■ INSTRUCTIONS TO FOLLOW
Pull every line that holds the word "воде" from the entries.

■ RECORD LIST
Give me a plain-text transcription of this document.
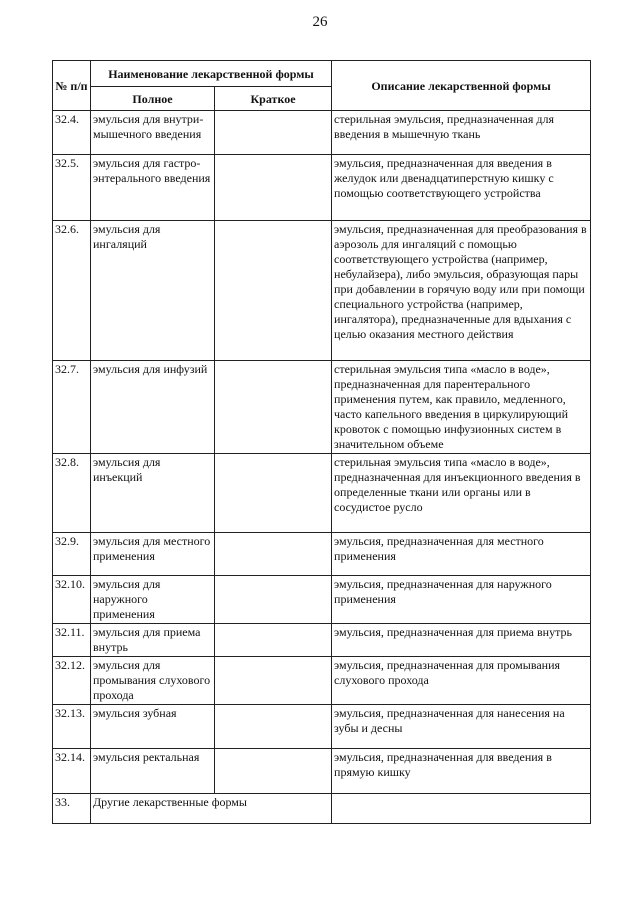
26
№ п/п	Наименование лекарственной формы		Описание лекарственной формы
	Полное	Краткое	
32.4.	эмульсия для внутри-мышечного введения		стерильная эмульсия, предназначенная для введения в мышечную ткань
32.5.	эмульсия для гастро-энтерального введения		эмульсия, предназначенная для введения в желудок или двенадцатиперстную кишку с помощью соответствующего устройства
32.6.	эмульсия для ингаляций		эмульсия, предназначенная для преобразования в аэрозоль для ингаляций с помощью соответствующего устройства (например, небулайзера), либо эмульсия, образующая пары при добавлении в горячую воду или при помощи специального устройства (например, ингалятора), предназначенные для вдыхания с целью оказания местного действия
32.7.	эмульсия для инфузий		стерильная эмульсия типа «масло в воде», предназначенная для парентерального применения путем, как правило, медленного, часто капельного введения в циркулирующий кровоток с помощью инфузионных систем в значительном объеме
32.8.	эмульсия для инъекций		стерильная эмульсия типа «масло в воде», предназначенная для инъекционного введения в определенные ткани или органы или в сосудистое русло
32.9.	эмульсия для местного применения		эмульсия, предназначенная для местного применения
32.10.	эмульсия для наружного применения		эмульсия, предназначенная для наружного применения
32.11.	эмульсия для приема внутрь		эмульсия, предназначенная для приема внутрь
32.12.	эмульсия для промывания слухового прохода		эмульсия, предназначенная для промывания слухового прохода
32.13.	эмульсия зубная		эмульсия, предназначенная для нанесения на зубы и десны
32.14.	эмульсия ректальная		эмульсия, предназначенная для введения в прямую кишку
33.	Другие лекарственные формы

■ ANSWER TO THIS TASK
32.7.	эмульсия для инфузий		стерильная эмульсия типа «масло в воде», предназначенная для парентерального применения путем, как правило, медленного, часто капельного введения в циркулирующий кровоток с помощью инфузионных систем в значительном объеме
32.8.	эмульсия для инъекций		стерильная эмульсия типа «масло в воде», предназначенная для инъекционного введения в определенные ткани или органы или в сосудистое русло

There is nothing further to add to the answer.